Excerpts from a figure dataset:
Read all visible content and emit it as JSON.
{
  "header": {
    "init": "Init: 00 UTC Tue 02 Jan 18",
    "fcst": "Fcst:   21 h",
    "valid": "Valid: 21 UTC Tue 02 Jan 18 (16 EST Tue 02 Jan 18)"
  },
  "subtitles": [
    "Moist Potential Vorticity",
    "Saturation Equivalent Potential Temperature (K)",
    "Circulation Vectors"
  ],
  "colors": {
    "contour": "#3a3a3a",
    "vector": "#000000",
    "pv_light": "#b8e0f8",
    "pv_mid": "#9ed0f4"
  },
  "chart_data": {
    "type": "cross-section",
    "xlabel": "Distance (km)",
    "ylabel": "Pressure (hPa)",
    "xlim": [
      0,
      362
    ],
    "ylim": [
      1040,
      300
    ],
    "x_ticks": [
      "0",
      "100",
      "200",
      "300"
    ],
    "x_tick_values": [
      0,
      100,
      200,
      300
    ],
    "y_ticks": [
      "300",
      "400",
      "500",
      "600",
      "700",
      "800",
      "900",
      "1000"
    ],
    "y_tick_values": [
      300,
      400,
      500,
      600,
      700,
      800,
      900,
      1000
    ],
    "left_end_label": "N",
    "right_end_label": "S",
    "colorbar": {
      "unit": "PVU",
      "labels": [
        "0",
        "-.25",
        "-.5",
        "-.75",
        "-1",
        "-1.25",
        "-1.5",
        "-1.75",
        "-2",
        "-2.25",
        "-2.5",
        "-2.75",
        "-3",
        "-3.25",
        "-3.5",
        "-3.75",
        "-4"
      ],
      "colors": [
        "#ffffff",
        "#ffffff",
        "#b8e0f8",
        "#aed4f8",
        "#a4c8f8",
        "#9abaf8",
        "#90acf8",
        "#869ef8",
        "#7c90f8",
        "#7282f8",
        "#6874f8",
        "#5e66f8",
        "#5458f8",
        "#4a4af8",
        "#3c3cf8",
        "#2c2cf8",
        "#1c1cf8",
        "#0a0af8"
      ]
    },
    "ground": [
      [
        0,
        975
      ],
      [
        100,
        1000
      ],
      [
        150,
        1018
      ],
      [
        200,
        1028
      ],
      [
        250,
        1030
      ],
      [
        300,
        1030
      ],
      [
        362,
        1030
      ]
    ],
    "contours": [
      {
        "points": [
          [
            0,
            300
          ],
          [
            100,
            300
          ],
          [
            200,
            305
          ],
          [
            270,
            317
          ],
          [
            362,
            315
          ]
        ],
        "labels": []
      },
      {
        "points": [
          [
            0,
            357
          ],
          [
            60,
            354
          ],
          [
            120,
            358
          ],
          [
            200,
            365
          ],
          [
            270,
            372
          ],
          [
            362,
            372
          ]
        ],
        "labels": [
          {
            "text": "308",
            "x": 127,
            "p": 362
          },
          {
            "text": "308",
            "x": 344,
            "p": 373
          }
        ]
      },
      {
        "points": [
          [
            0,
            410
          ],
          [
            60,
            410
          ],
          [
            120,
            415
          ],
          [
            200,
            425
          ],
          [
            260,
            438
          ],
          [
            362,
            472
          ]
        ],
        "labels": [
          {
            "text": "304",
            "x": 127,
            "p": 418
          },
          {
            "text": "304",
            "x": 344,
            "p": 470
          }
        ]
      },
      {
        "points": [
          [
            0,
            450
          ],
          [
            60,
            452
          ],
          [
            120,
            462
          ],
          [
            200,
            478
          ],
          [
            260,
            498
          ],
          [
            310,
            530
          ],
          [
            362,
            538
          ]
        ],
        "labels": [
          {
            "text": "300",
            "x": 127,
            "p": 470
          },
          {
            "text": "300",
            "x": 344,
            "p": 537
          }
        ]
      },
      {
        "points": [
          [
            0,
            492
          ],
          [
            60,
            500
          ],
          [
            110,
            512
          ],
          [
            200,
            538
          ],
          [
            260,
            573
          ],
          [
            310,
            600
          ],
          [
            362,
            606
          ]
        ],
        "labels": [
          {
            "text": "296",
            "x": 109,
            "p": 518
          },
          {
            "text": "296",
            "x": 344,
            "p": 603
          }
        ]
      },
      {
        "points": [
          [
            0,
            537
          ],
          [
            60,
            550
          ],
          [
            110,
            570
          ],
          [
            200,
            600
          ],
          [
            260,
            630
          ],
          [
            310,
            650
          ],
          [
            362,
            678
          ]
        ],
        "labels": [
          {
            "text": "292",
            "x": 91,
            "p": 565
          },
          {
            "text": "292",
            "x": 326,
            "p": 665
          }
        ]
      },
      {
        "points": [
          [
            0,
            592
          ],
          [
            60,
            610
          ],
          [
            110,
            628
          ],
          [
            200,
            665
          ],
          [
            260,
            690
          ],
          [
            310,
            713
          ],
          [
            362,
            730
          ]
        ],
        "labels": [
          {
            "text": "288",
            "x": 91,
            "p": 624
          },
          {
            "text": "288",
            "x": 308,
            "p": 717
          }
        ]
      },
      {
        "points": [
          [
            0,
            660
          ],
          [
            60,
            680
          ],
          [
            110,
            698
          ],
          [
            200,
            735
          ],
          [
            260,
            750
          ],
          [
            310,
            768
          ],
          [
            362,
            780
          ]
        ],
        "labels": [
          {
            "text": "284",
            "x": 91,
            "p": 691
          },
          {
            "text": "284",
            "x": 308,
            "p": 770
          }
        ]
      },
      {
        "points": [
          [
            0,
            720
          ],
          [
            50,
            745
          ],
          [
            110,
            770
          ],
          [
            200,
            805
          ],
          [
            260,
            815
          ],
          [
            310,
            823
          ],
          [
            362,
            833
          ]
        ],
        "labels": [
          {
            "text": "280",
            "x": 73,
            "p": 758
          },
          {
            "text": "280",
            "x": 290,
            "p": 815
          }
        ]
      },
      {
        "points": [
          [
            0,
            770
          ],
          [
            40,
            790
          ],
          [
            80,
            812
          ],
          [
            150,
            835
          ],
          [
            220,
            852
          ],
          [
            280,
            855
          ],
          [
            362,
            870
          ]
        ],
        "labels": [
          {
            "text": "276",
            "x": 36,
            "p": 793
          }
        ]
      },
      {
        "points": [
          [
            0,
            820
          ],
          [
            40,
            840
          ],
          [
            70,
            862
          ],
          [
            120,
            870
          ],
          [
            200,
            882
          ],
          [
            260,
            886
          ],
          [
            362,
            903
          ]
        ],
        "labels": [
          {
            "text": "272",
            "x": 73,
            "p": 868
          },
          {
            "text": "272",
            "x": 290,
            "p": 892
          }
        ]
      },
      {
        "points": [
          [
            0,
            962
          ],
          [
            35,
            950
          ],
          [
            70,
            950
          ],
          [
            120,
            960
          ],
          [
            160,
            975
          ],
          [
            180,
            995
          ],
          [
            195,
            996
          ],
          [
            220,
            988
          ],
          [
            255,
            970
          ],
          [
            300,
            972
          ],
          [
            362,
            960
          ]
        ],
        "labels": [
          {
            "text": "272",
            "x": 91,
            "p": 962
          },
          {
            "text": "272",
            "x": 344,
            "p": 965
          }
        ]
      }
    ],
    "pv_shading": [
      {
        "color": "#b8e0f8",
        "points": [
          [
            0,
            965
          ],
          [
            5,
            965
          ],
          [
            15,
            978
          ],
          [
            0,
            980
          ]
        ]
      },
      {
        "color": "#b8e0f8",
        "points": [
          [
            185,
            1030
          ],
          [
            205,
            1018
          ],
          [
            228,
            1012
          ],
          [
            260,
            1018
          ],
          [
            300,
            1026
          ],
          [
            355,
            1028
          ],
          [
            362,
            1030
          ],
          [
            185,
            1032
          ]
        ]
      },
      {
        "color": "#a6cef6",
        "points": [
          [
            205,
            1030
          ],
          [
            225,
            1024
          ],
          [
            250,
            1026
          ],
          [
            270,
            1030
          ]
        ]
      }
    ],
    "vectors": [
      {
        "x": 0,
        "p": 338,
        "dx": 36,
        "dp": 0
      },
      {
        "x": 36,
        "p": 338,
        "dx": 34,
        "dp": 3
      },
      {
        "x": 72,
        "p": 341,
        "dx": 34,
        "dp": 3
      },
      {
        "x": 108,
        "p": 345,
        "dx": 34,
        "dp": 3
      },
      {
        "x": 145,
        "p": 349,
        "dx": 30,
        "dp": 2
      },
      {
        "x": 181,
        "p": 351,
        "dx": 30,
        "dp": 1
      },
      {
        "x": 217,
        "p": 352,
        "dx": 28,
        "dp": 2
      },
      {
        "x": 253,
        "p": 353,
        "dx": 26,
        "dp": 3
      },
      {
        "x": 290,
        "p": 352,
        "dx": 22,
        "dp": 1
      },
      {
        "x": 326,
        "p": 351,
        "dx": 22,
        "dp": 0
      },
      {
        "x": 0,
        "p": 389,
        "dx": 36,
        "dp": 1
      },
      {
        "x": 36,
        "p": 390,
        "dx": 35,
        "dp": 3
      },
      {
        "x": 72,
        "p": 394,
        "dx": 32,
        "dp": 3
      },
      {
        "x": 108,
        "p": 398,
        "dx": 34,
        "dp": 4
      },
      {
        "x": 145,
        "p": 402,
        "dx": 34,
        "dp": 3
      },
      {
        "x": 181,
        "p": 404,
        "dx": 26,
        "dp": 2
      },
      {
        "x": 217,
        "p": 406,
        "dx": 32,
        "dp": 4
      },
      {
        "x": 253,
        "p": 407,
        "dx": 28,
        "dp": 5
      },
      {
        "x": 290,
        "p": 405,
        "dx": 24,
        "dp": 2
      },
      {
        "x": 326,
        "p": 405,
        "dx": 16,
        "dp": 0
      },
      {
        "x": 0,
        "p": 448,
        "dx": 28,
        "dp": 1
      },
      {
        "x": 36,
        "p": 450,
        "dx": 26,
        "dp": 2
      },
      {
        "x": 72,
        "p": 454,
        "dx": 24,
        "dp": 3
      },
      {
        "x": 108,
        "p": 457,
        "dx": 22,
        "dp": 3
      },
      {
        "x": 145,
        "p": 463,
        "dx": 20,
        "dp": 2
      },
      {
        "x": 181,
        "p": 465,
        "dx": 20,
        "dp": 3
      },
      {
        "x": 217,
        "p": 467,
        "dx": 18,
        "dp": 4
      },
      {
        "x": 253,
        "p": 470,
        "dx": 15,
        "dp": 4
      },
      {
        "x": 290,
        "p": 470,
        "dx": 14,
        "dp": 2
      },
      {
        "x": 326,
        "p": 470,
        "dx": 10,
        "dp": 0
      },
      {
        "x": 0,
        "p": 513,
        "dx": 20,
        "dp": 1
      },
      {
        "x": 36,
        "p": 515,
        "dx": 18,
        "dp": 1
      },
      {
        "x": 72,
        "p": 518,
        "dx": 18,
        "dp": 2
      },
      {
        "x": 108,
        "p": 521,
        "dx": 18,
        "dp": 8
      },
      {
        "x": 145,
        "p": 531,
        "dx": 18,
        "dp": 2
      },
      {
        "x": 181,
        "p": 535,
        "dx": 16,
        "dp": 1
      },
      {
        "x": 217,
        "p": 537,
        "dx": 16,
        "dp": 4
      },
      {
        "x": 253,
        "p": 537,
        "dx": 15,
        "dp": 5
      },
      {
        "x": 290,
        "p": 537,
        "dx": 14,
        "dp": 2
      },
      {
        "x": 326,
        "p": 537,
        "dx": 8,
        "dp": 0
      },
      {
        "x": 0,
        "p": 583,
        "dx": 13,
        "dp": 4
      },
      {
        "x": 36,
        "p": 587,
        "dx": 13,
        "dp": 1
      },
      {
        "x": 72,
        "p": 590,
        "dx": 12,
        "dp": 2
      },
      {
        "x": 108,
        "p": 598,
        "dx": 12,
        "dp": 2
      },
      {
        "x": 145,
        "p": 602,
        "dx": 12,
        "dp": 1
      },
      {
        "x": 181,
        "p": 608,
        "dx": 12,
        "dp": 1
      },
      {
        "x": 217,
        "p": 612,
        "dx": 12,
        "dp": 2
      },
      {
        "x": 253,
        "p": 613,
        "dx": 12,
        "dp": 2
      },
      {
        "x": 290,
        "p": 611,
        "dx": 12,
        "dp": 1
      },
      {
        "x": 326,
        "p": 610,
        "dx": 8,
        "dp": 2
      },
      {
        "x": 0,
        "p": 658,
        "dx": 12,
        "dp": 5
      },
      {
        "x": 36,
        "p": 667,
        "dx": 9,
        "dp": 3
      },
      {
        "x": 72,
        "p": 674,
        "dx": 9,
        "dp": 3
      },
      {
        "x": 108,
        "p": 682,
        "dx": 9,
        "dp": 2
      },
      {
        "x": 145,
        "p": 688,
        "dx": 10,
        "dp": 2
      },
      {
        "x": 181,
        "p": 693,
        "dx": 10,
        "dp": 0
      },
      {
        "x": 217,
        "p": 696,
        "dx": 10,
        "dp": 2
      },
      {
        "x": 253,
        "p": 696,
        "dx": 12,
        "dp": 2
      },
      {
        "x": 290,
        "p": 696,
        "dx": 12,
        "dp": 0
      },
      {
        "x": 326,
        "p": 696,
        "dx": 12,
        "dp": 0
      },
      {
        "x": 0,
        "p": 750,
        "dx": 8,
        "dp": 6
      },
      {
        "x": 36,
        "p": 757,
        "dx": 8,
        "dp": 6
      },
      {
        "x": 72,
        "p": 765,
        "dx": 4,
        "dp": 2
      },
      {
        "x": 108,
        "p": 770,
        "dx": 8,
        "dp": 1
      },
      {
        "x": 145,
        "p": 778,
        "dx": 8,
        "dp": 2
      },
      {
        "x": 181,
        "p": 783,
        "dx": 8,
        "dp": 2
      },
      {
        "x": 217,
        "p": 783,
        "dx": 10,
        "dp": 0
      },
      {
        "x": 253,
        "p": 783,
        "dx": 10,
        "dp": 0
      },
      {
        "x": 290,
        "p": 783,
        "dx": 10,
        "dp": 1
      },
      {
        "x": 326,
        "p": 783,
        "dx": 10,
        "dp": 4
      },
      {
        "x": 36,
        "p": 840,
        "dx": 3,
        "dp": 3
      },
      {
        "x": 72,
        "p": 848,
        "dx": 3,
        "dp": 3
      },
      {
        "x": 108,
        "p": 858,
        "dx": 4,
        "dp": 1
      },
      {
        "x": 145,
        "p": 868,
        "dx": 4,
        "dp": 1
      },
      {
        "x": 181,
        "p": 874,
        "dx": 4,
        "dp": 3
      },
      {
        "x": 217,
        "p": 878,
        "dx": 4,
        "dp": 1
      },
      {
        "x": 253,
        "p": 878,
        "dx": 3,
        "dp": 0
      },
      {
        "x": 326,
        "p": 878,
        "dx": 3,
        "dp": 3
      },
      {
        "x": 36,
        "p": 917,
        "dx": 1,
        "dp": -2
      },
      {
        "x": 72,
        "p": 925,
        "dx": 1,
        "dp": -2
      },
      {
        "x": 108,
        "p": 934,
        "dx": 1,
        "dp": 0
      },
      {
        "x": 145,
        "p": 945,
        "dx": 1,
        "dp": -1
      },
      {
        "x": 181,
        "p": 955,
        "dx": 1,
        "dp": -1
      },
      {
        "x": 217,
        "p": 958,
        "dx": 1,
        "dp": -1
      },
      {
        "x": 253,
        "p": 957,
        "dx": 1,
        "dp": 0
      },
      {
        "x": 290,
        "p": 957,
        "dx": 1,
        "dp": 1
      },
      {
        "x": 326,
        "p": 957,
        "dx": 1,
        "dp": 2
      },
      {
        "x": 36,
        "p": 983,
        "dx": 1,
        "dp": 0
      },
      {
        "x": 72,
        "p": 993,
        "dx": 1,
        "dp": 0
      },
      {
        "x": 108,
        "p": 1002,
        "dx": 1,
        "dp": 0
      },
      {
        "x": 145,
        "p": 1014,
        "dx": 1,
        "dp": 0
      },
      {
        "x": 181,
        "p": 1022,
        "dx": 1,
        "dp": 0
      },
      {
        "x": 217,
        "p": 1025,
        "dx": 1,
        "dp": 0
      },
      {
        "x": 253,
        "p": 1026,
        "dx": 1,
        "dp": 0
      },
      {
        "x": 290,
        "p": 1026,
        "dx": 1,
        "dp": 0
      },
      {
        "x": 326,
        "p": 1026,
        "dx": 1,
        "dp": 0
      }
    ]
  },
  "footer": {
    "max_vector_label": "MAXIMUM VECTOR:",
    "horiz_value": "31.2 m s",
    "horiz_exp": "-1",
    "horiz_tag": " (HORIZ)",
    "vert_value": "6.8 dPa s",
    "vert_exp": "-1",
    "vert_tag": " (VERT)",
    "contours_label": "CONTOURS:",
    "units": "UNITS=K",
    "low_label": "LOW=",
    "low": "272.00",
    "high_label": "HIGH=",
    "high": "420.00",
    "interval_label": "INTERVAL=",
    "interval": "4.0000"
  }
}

> _Your objective_
Report how many lines in these entries contain "Potential". Answer with the number only.

> _Result of this exercise_
2